__Instructions to follow__
Output every line below without omitting or altering anything.

__Extracted records__
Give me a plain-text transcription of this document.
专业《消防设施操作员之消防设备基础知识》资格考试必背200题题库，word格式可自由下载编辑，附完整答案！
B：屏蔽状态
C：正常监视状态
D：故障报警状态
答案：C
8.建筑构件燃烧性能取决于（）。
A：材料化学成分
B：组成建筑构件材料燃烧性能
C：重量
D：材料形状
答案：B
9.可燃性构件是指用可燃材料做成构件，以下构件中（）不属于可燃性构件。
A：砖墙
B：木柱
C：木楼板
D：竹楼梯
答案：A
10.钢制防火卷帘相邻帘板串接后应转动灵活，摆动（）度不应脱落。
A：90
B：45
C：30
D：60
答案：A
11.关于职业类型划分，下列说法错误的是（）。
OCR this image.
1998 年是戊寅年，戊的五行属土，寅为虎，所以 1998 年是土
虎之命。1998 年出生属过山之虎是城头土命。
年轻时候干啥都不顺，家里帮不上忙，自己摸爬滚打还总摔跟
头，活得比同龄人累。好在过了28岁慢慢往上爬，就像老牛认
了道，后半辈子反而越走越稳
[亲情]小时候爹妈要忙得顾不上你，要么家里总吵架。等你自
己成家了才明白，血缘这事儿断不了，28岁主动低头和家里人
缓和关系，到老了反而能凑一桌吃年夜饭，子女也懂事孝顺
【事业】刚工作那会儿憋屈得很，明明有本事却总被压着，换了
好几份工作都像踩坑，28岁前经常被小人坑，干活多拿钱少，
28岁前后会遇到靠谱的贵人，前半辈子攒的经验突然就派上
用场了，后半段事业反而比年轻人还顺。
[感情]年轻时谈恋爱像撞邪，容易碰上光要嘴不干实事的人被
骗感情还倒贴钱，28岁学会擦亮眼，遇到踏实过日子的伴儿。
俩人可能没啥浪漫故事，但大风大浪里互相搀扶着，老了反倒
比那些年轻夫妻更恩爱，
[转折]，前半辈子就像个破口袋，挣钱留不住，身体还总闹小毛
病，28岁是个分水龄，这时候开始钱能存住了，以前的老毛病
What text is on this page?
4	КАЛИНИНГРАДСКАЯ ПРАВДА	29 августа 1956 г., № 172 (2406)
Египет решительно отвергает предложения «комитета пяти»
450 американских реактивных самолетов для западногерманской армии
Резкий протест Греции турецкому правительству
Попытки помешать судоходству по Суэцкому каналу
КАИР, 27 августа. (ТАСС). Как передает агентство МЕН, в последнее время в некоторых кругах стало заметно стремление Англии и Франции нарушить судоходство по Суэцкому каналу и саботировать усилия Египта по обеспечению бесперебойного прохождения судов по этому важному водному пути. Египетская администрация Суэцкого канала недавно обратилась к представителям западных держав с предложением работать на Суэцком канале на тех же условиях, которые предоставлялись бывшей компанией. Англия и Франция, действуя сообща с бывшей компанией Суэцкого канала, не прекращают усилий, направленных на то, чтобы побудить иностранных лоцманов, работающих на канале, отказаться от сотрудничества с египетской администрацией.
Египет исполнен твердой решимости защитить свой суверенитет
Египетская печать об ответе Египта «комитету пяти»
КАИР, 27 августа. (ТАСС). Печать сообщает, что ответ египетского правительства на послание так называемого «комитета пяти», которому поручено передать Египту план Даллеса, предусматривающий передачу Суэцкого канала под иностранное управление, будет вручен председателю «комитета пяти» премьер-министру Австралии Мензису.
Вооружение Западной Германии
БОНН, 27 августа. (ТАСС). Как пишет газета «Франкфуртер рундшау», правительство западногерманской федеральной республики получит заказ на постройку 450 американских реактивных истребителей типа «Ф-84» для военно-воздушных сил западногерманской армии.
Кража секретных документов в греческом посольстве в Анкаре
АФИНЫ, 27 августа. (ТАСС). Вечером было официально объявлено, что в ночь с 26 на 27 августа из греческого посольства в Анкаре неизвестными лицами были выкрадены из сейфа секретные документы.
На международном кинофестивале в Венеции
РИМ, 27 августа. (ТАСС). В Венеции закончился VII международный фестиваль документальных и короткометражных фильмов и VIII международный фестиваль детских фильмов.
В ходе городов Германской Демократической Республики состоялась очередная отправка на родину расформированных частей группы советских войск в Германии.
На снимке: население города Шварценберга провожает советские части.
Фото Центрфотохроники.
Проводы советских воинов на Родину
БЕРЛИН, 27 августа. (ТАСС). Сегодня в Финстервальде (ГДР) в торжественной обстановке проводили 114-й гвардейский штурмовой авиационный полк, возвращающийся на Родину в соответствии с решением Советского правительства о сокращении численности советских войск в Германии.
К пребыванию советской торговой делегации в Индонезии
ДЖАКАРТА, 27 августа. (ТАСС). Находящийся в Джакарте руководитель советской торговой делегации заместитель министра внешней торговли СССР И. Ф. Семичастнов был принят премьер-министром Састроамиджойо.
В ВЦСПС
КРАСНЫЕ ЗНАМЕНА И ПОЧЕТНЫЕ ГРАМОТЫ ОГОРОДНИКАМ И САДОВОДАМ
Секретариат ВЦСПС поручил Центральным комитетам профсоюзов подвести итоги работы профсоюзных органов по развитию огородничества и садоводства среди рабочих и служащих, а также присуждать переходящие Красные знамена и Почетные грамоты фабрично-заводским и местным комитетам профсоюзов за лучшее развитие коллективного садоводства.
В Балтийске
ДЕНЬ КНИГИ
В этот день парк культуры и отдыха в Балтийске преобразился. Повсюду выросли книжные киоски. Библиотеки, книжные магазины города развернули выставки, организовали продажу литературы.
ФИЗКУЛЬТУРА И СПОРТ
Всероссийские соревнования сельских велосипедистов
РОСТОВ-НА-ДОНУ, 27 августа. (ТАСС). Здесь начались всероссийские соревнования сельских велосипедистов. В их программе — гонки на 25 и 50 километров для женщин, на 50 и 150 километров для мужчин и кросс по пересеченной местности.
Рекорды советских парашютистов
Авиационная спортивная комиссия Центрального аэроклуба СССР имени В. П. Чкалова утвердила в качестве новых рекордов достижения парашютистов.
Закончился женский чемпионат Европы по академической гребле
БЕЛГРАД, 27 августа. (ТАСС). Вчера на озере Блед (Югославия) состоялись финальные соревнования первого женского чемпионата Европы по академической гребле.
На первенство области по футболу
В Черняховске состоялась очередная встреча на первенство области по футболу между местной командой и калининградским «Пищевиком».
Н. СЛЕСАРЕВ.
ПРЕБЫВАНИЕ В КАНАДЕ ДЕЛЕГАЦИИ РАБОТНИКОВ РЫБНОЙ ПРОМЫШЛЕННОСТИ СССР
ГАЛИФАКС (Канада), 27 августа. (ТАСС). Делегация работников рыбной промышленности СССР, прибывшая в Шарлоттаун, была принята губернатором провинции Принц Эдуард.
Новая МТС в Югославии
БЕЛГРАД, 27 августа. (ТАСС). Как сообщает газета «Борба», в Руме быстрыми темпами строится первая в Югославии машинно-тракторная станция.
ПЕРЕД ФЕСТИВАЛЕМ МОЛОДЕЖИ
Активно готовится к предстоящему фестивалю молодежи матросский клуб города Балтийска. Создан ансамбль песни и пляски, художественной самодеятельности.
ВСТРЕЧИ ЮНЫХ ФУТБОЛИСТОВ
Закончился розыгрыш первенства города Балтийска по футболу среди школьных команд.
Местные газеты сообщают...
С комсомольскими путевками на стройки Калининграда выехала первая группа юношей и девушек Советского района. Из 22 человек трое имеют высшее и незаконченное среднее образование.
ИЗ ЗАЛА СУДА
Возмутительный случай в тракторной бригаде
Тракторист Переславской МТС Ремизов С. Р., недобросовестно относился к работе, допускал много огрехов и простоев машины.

__Written solution__
Give me a plain-text transcription of this document.
专业《消防设施操作员之消防设备基础知识》资格考试必背200题题库，word格式可自由下载编辑，附完整答案！
B：屏蔽状态
C：正常监视状态
D：故障报警状态
答案：C
8.建筑构件燃烧性能取决于（）。
A：材料化学成分
B：组成建筑构件材料燃烧性能
C：重量
D：材料形状
答案：B
9.可燃性构件是指用可燃材料做成构件，以下构件中（）不属于可燃性构件。
A：砖墙
B：木柱
C：木楼板
D：竹楼梯
答案：A
10.钢制防火卷帘相邻帘板串接后应转动灵活，摆动（）度不应脱落。
A：90
B：45
C：30
D：60
答案：A
11.关于职业类型划分，下列说法错误的是（）。
OCR this image.
1998 年是戊寅年，戊的五行属土，寅为虎，所以 1998 年是土
虎之命。1998 年出生属过山之虎是城头土命。
年轻时候干啥都不顺，家里帮不上忙，自己摸爬滚打还总摔跟
头，活得比同龄人累。好在过了28岁慢慢往上爬，就像老牛认
了道，后半辈子反而越走越稳
[亲情]小时候爹妈要忙得顾不上你，要么家里总吵架。等你自
己成家了才明白，血缘这事儿断不了，28岁主动低头和家里人
缓和关系，到老了反而能凑一桌吃年夜饭，子女也懂事孝顺
【事业】刚工作那会儿憋屈得很，明明有本事却总被压着，换了
好几份工作都像踩坑，28岁前经常被小人坑，干活多拿钱少，
28岁前后会遇到靠谱的贵人，前半辈子攒的经验突然就派上
用场了，后半段事业反而比年轻人还顺。
[感情]年轻时谈恋爱像撞邪，容易碰上光要嘴不干实事的人被
骗感情还倒贴钱，28岁学会擦亮眼，遇到踏实过日子的伴儿。
俩人可能没啥浪漫故事，但大风大浪里互相搀扶着，老了反倒
比那些年轻夫妻更恩爱，
[转折]，前半辈子就像个破口袋，挣钱留不住，身体还总闹小毛
病，28岁是个分水龄，这时候开始钱能存住了，以前的老毛病
What text is on this page?
4	КАЛИНИНГРАДСКАЯ ПРАВДА	29 августа 1956 г., № 172 (2406)
Египет решительно отвергает предложения «комитета пяти»
450 американских реактивных самолетов для западногерманской армии
Резкий протест Греции турецкому правительству
Попытки помешать судоходству по Суэцкому каналу
КАИР, 27 августа. (ТАСС). Как передает агентство МЕН, в последнее время в некоторых кругах стало заметно стремление Англии и Франции нарушить судоходство по Суэцкому каналу и саботировать усилия Египта по обеспечению бесперебойного прохождения судов по этому важному водному пути. Египетская администрация Суэцкого канала недавно обратилась к представителям западных держав с предложением работать на Суэцком канале на тех же условиях, которые предоставлялись бывшей компанией. Англия и Франция, действуя сообща с бывшей компанией Суэцкого канала, не прекращают усилий, направленных на то, чтобы побудить иностранных лоцманов, работающих на канале, отказаться от сотрудничества с египетской администрацией.
Египет исполнен твердой решимости защитить свой суверенитет
Египетская печать об ответе Египта «комитету пяти»
КАИР, 27 августа. (ТАСС). Печать сообщает, что ответ египетского правительства на послание так называемого «комитета пяти», которому поручено передать Египту план Даллеса, предусматривающий передачу Суэцкого канала под иностранное управление, будет вручен председателю «комитета пяти» премьер-министру Австралии Мензису.
Вооружение Западной Германии
БОНН, 27 августа. (ТАСС). Как пишет газета «Франкфуртер рундшау», правительство западногерманской федеральной республики получит заказ на постройку 450 американских реактивных истребителей типа «Ф-84» для военно-воздушных сил западногерманской армии.
Кража секретных документов в греческом посольстве в Анкаре
АФИНЫ, 27 августа. (ТАСС). Вечером было официально объявлено, что в ночь с 26 на 27 августа из греческого посольства в Анкаре неизвестными лицами были выкрадены из сейфа секретные документы.
На международном кинофестивале в Венеции
РИМ, 27 августа. (ТАСС). В Венеции закончился VII международный фестиваль документальных и короткометражных фильмов и VIII международный фестиваль детских фильмов.
В ходе городов Германской Демократической Республики состоялась очередная отправка на родину расформированных частей группы советских войск в Германии.
На снимке: население города Шварценберга провожает советские части.
Фото Центрфотохроники.
Проводы советских воинов на Родину
БЕРЛИН, 27 августа. (ТАСС). Сегодня в Финстервальде (ГДР) в торжественной обстановке проводили 114-й гвардейский штурмовой авиационный полк, возвращающийся на Родину в соответствии с решением Советского правительства о сокращении численности советских войск в Германии.
К пребыванию советской торговой делегации в Индонезии
ДЖАКАРТА, 27 августа. (ТАСС). Находящийся в Джакарте руководитель советской торговой делегации заместитель министра внешней торговли СССР И. Ф. Семичастнов был принят премьер-министром Састроамиджойо.
В ВЦСПС
КРАСНЫЕ ЗНАМЕНА И ПОЧЕТНЫЕ ГРАМОТЫ ОГОРОДНИКАМ И САДОВОДАМ
Секретариат ВЦСПС поручил Центральным комитетам профсоюзов подвести итоги работы профсоюзных органов по развитию огородничества и садоводства среди рабочих и служащих, а также присуждать переходящие Красные знамена и Почетные грамоты фабрично-заводским и местным комитетам профсоюзов за лучшее развитие коллективного садоводства.
В Балтийске
ДЕНЬ КНИГИ
В этот день парк культуры и отдыха в Балтийске преобразился. Повсюду выросли книжные киоски. Библиотеки, книжные магазины города развернули выставки, организовали продажу литературы.
ФИЗКУЛЬТУРА И СПОРТ
Всероссийские соревнования сельских велосипедистов
РОСТОВ-НА-ДОНУ, 27 августа. (ТАСС). Здесь начались всероссийские соревнования сельских велосипедистов. В их программе — гонки на 25 и 50 километров для женщин, на 50 и 150 километров для мужчин и кросс по пересеченной местности.
Рекорды советских парашютистов
Авиационная спортивная комиссия Центрального аэроклуба СССР имени В. П. Чкалова утвердила в качестве новых рекордов достижения парашютистов.
Закончился женский чемпионат Европы по академической гребле
БЕЛГРАД, 27 августа. (ТАСС). Вчера на озере Блед (Югославия) состоялись финальные соревнования первого женского чемпионата Европы по академической гребле.
На первенство области по футболу
В Черняховске состоялась очередная встреча на первенство области по футболу между местной командой и калининградским «Пищевиком».
Н. СЛЕСАРЕВ.
ПРЕБЫВАНИЕ В КАНАДЕ ДЕЛЕГАЦИИ РАБОТНИКОВ РЫБНОЙ ПРОМЫШЛЕННОСТИ СССР
ГАЛИФАКС (Канада), 27 августа. (ТАСС). Делегация работников рыбной промышленности СССР, прибывшая в Шарлоттаун, была принята губернатором провинции Принц Эдуард.
Новая МТС в Югославии
БЕЛГРАД, 27 августа. (ТАСС). Как сообщает газета «Борба», в Руме быстрыми темпами строится первая в Югославии машинно-тракторная станция.
ПЕРЕД ФЕСТИВАЛЕМ МОЛОДЕЖИ
Активно готовится к предстоящему фестивалю молодежи матросский клуб города Балтийска. Создан ансамбль песни и пляски, художественной самодеятельности.
ВСТРЕЧИ ЮНЫХ ФУТБОЛИСТОВ
Закончился розыгрыш первенства города Балтийска по футболу среди школьных команд.
Местные газеты сообщают...
С комсомольскими путевками на стройки Калининграда выехала первая группа юношей и девушек Советского района. Из 22 человек трое имеют высшее и незаконченное среднее образование.
ИЗ ЗАЛА СУДА
Возмутительный случай в тракторной бригаде
Тракторист Переславской МТС Ремизов С. Р., недобросовестно относился к работе, допускал много огрехов и простоев машины.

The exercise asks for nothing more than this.